> Goal of the exercise
Scan the data beneath this task and copy each line that includes "درجه".
— Start of Entries —
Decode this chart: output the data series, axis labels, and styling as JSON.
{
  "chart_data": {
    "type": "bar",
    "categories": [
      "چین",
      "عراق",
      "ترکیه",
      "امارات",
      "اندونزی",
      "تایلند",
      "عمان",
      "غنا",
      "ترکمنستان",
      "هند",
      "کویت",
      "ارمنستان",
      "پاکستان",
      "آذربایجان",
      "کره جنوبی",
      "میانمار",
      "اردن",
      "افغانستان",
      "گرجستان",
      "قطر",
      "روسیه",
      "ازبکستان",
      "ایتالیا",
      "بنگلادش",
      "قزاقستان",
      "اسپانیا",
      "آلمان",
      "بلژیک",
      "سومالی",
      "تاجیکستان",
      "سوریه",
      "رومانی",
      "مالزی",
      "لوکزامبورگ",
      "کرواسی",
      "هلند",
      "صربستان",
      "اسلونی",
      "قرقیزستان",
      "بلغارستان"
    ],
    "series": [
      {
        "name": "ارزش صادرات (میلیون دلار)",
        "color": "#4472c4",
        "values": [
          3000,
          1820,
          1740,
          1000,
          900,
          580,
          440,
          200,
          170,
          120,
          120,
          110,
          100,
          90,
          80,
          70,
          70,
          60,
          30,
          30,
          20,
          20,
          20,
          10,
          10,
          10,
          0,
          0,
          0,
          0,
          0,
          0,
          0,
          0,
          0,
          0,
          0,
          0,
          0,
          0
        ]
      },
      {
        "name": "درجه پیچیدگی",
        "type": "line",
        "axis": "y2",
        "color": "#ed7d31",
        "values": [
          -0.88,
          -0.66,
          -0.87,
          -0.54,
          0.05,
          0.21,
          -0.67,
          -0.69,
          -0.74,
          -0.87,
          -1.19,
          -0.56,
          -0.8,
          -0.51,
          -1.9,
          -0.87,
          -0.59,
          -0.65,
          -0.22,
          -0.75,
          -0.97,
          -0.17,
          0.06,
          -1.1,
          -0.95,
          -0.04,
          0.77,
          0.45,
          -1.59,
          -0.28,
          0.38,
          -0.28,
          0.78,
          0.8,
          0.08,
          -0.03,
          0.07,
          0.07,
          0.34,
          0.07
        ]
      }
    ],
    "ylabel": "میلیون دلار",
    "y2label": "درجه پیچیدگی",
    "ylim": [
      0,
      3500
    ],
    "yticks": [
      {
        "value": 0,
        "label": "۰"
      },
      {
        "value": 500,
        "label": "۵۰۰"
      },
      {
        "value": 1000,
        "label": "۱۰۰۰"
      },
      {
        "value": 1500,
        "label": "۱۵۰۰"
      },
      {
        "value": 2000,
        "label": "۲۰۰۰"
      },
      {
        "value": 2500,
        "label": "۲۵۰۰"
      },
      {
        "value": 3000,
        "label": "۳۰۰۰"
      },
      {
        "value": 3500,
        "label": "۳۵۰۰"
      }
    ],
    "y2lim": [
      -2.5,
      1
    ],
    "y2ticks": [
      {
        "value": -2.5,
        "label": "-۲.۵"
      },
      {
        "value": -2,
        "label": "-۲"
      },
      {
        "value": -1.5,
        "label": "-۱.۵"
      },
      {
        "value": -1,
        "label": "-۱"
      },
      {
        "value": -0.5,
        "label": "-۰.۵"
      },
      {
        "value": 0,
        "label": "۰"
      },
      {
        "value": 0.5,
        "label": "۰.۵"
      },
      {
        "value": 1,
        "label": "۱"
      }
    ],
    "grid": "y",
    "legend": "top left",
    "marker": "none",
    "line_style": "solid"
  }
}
— End of Entries —
> Response to this task
        "name": "درجه پیچیدگی",
    "y2label": "درجه پیچیدگی",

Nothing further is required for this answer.